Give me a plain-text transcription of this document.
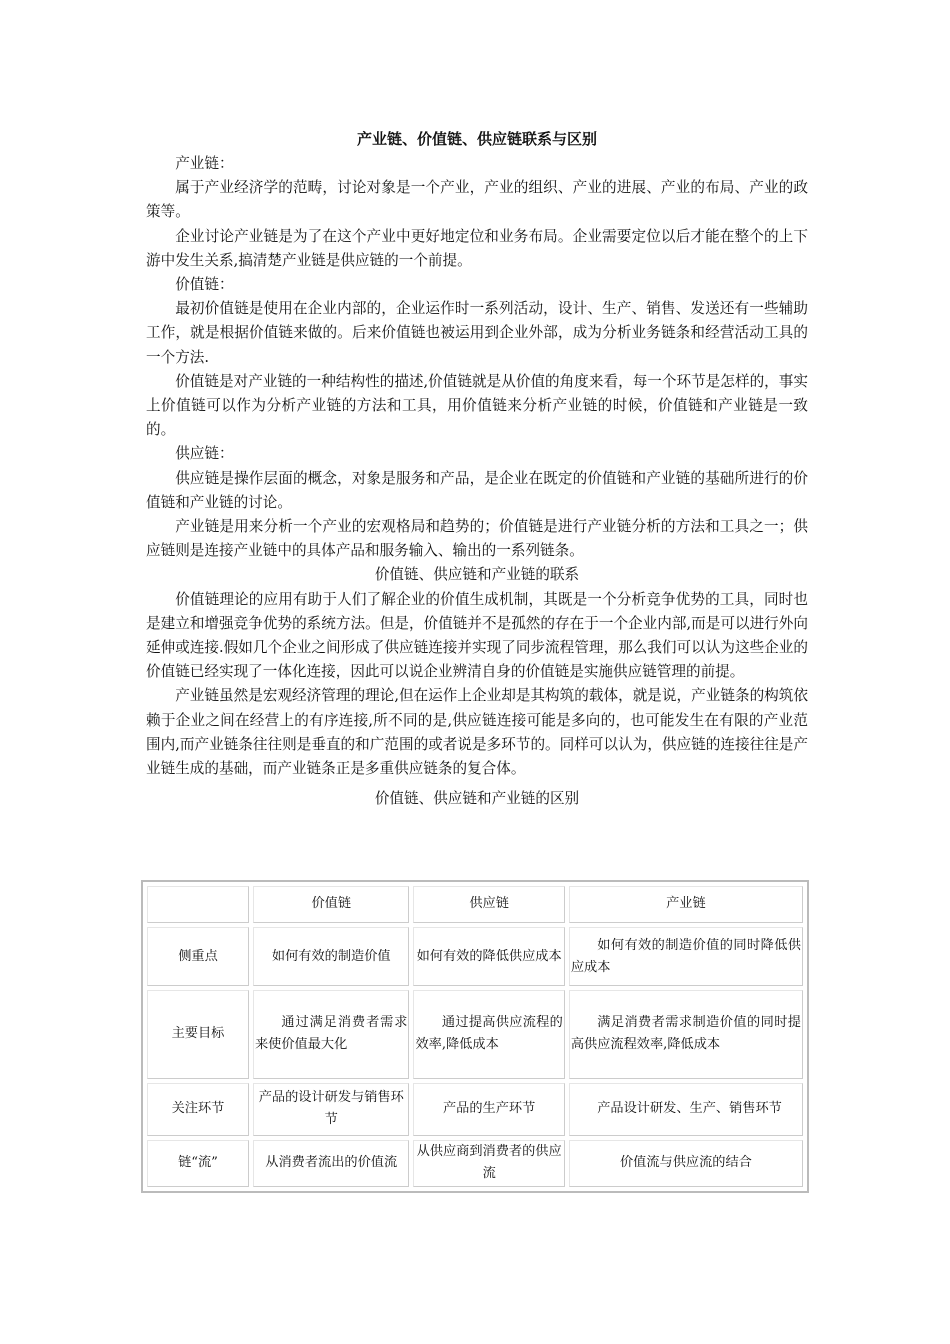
产业链、价值链、供应链联系与区别

产业链：

属于产业经济学的范畴，讨论对象是一个产业，产业的组织、产业的进展、产业的布局、产业的政策等。

企业讨论产业链是为了在这个产业中更好地定位和业务布局。企业需要定位以后才能在整个的上下游中发生关系,搞清楚产业链是供应链的一个前提。

价值链：

最初价值链是使用在企业内部的，企业运作时一系列活动，设计、生产、销售、发送还有一些辅助工作，就是根据价值链来做的。后来价值链也被运用到企业外部，成为分析业务链条和经营活动工具的一个方法.

价值链是对产业链的一种结构性的描述,价值链就是从价值的角度来看，每一个环节是怎样的，事实上价值链可以作为分析产业链的方法和工具，用价值链来分析产业链的时候，价值链和产业链是一致的。

供应链：

供应链是操作层面的概念，对象是服务和产品，是企业在既定的价值链和产业链的基础所进行的价值链和产业链的讨论。

产业链是用来分析一个产业的宏观格局和趋势的；价值链是进行产业链分析的方法和工具之一；供应链则是连接产业链中的具体产品和服务输入、输出的一系列链条。

价值链、供应链和产业链的联系

价值链理论的应用有助于人们了解企业的价值生成机制，其既是一个分析竞争优势的工具，同时也是建立和增强竞争优势的系统方法。但是，价值链并不是孤然的存在于一个企业内部,而是可以进行外向延伸或连接.假如几个企业之间形成了供应链连接并实现了同步流程管理，那么我们可以认为这些企业的价值链已经实现了一体化连接，因此可以说企业辨清自身的价值链是实施供应链管理的前提。

产业链虽然是宏观经济管理的理论,但在运作上企业却是其构筑的载体，就是说，产业链条的构筑依赖于企业之间在经营上的有序连接,所不同的是,供应链连接可能是多向的，也可能发生在有限的产业范围内,而产业链条往往则是垂直的和广范围的或者说是多环节的。同样可以认为，供应链的连接往往是产业链生成的基础，而产业链条正是多重供应链条的复合体。

价值链、供应链和产业链的区别
	价值链	供应链	产业链
侧重点	如何有效的制造价值	如何有效的降低供应成本	如何有效的制造价值的同时降低供应成本
主要目标	通过满足消费者需求来使价值最大化	通过提高供应流程的效率,降低成本	满足消费者需求制造价值的同时提高供应流程效率,降低成本
关注环节	产品的设计研发与销售环节	产品的生产环节	产品设计研发、生产、销售环节
链“流”	从消费者流出的价值流	从供应商到消费者的供应流	价值流与供应流的结合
● ● ● ● ● ● ●
WHAT THE TASK REQUIRES:
Reproduce each entry verbatim, excluding any embedded images.

RESULT OF THIS TASK:
Give me a plain-text transcription of this document.
产业链、价值链、供应链联系与区别

产业链：

属于产业经济学的范畴，讨论对象是一个产业，产业的组织、产业的进展、产业的布局、产业的政策等。

企业讨论产业链是为了在这个产业中更好地定位和业务布局。企业需要定位以后才能在整个的上下游中发生关系,搞清楚产业链是供应链的一个前提。

价值链：

最初价值链是使用在企业内部的，企业运作时一系列活动，设计、生产、销售、发送还有一些辅助工作，就是根据价值链来做的。后来价值链也被运用到企业外部，成为分析业务链条和经营活动工具的一个方法.

价值链是对产业链的一种结构性的描述,价值链就是从价值的角度来看，每一个环节是怎样的，事实上价值链可以作为分析产业链的方法和工具，用价值链来分析产业链的时候，价值链和产业链是一致的。

供应链：

供应链是操作层面的概念，对象是服务和产品，是企业在既定的价值链和产业链的基础所进行的价值链和产业链的讨论。

产业链是用来分析一个产业的宏观格局和趋势的；价值链是进行产业链分析的方法和工具之一；供应链则是连接产业链中的具体产品和服务输入、输出的一系列链条。

价值链、供应链和产业链的联系

价值链理论的应用有助于人们了解企业的价值生成机制，其既是一个分析竞争优势的工具，同时也是建立和增强竞争优势的系统方法。但是，价值链并不是孤然的存在于一个企业内部,而是可以进行外向延伸或连接.假如几个企业之间形成了供应链连接并实现了同步流程管理，那么我们可以认为这些企业的价值链已经实现了一体化连接，因此可以说企业辨清自身的价值链是实施供应链管理的前提。

产业链虽然是宏观经济管理的理论,但在运作上企业却是其构筑的载体，就是说，产业链条的构筑依赖于企业之间在经营上的有序连接,所不同的是,供应链连接可能是多向的，也可能发生在有限的产业范围内,而产业链条往往则是垂直的和广范围的或者说是多环节的。同样可以认为，供应链的连接往往是产业链生成的基础，而产业链条正是多重供应链条的复合体。

价值链、供应链和产业链的区别
	价值链	供应链	产业链
侧重点	如何有效的制造价值	如何有效的降低供应成本	如何有效的制造价值的同时降低供应成本
主要目标	通过满足消费者需求来使价值最大化	通过提高供应流程的效率,降低成本	满足消费者需求制造价值的同时提高供应流程效率,降低成本
关注环节	产品的设计研发与销售环节	产品的生产环节	产品设计研发、生产、销售环节
链“流”	从消费者流出的价值流	从供应商到消费者的供应流	价值流与供应流的结合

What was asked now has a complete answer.